Give the count of lines that include the string "Shift". Add nothing to it.

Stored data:
++++++++++
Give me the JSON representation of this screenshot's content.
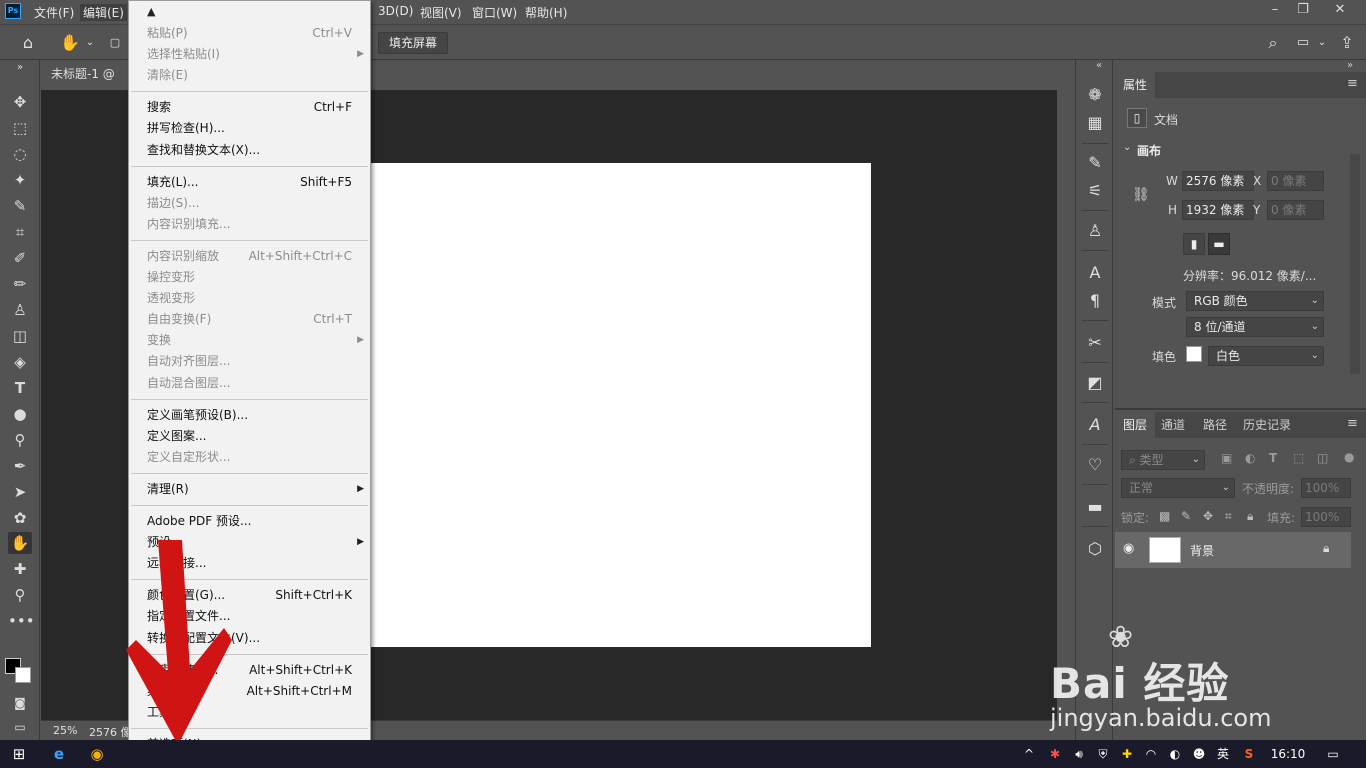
{
  "menubar": {
    "logo": "Ps",
    "items": [
      "文件(F)",
      "编辑(E)",
      "3D(D)",
      "视图(V)",
      "窗口(W)",
      "帮助(H)"
    ],
    "window_controls": [
      "–",
      "❐",
      "✕"
    ]
  },
  "options_bar": {
    "fill_screen": "填充屏幕"
  },
  "document": {
    "tab_title": "未标题-1 @ 25",
    "zoom": "25%",
    "doc_size": "2576 像"
  },
  "edit_menu": {
    "top_arrow": "▲",
    "bottom_arrow": "▼",
    "groups": [
      [
        {
          "label": "粘贴(P)",
          "shortcut": "Ctrl+V",
          "disabled": true,
          "submenu": false
        },
        {
          "label": "选择性粘贴(I)",
          "shortcut": "",
          "disabled": true,
          "submenu": true
        },
        {
          "label": "清除(E)",
          "shortcut": "",
          "disabled": true,
          "submenu": false
        }
      ],
      [
        {
          "label": "搜索",
          "shortcut": "Ctrl+F",
          "disabled": false,
          "submenu": false
        },
        {
          "label": "拼写检查(H)...",
          "shortcut": "",
          "disabled": false,
          "submenu": false
        },
        {
          "label": "查找和替换文本(X)...",
          "shortcut": "",
          "disabled": false,
          "submenu": false
        }
      ],
      [
        {
          "label": "填充(L)...",
          "shortcut": "Shift+F5",
          "disabled": false,
          "submenu": false
        },
        {
          "label": "描边(S)...",
          "shortcut": "",
          "disabled": true,
          "submenu": false
        },
        {
          "label": "内容识别填充...",
          "shortcut": "",
          "disabled": true,
          "submenu": false
        }
      ],
      [
        {
          "label": "内容识别缩放",
          "shortcut": "Alt+Shift+Ctrl+C",
          "disabled": true,
          "submenu": false
        },
        {
          "label": "操控变形",
          "shortcut": "",
          "disabled": true,
          "submenu": false
        },
        {
          "label": "透视变形",
          "shortcut": "",
          "disabled": true,
          "submenu": false
        },
        {
          "label": "自由变换(F)",
          "shortcut": "Ctrl+T",
          "disabled": true,
          "submenu": false
        },
        {
          "label": "变换",
          "shortcut": "",
          "disabled": true,
          "submenu": true
        },
        {
          "label": "自动对齐图层...",
          "shortcut": "",
          "disabled": true,
          "submenu": false
        },
        {
          "label": "自动混合图层...",
          "shortcut": "",
          "disabled": true,
          "submenu": false
        }
      ],
      [
        {
          "label": "定义画笔预设(B)...",
          "shortcut": "",
          "disabled": false,
          "submenu": false
        },
        {
          "label": "定义图案...",
          "shortcut": "",
          "disabled": false,
          "submenu": false
        },
        {
          "label": "定义自定形状...",
          "shortcut": "",
          "disabled": true,
          "submenu": false
        }
      ],
      [
        {
          "label": "清理(R)",
          "shortcut": "",
          "disabled": false,
          "submenu": true
        }
      ],
      [
        {
          "label": "Adobe PDF 预设...",
          "shortcut": "",
          "disabled": false,
          "submenu": false
        },
        {
          "label": "预设",
          "shortcut": "",
          "disabled": false,
          "submenu": true
        },
        {
          "label": "远程连接...",
          "shortcut": "",
          "disabled": false,
          "submenu": false
        }
      ],
      [
        {
          "label": "颜色设置(G)...",
          "shortcut": "Shift+Ctrl+K",
          "disabled": false,
          "submenu": false
        },
        {
          "label": "指定配置文件...",
          "shortcut": "",
          "disabled": false,
          "submenu": false
        },
        {
          "label": "转换为配置文件(V)...",
          "shortcut": "",
          "disabled": false,
          "submenu": false
        }
      ],
      [
        {
          "label": "键盘快捷键...",
          "shortcut": "Alt+Shift+Ctrl+K",
          "disabled": false,
          "submenu": false
        },
        {
          "label": "菜单(U)...",
          "shortcut": "Alt+Shift+Ctrl+M",
          "disabled": false,
          "submenu": false
        },
        {
          "label": "工具栏...",
          "shortcut": "",
          "disabled": false,
          "submenu": false
        }
      ],
      [
        {
          "label": "首选项(N)",
          "shortcut": "",
          "disabled": false,
          "submenu": true
        }
      ]
    ]
  },
  "properties_panel": {
    "tab": "属性",
    "doc_label": "文档",
    "canvas_section": "画布",
    "w_label": "W",
    "w_value": "2576 像素",
    "h_label": "H",
    "h_value": "1932 像素",
    "x_label": "X",
    "x_placeholder": "0 像素",
    "y_label": "Y",
    "y_placeholder": "0 像素",
    "resolution": "分辨率：96.012 像素/...",
    "mode_label": "模式",
    "mode_value": "RGB 颜色",
    "depth_value": "8 位/通道",
    "fill_label": "填色",
    "fill_value": "白色"
  },
  "layers_panel": {
    "tabs": [
      "图层",
      "通道",
      "路径",
      "历史记录"
    ],
    "filter_label": "类型",
    "blend_mode": "正常",
    "opacity_label": "不透明度:",
    "opacity_value": "100%",
    "lock_label": "锁定:",
    "fill_label": "填充:",
    "fill_value": "100%",
    "layer_name": "背景"
  },
  "taskbar": {
    "lang": "英",
    "time": "16:10"
  },
  "watermark": {
    "brand": "Bai  经验",
    "url": "jingyan.baidu.com"
  },
  "colors": {
    "accent_red": "#cc1010",
    "ui_dark": "#535353",
    "canvas_bg": "#282828"
  }
}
++++++++++
RESPONSE TO THE TASK
5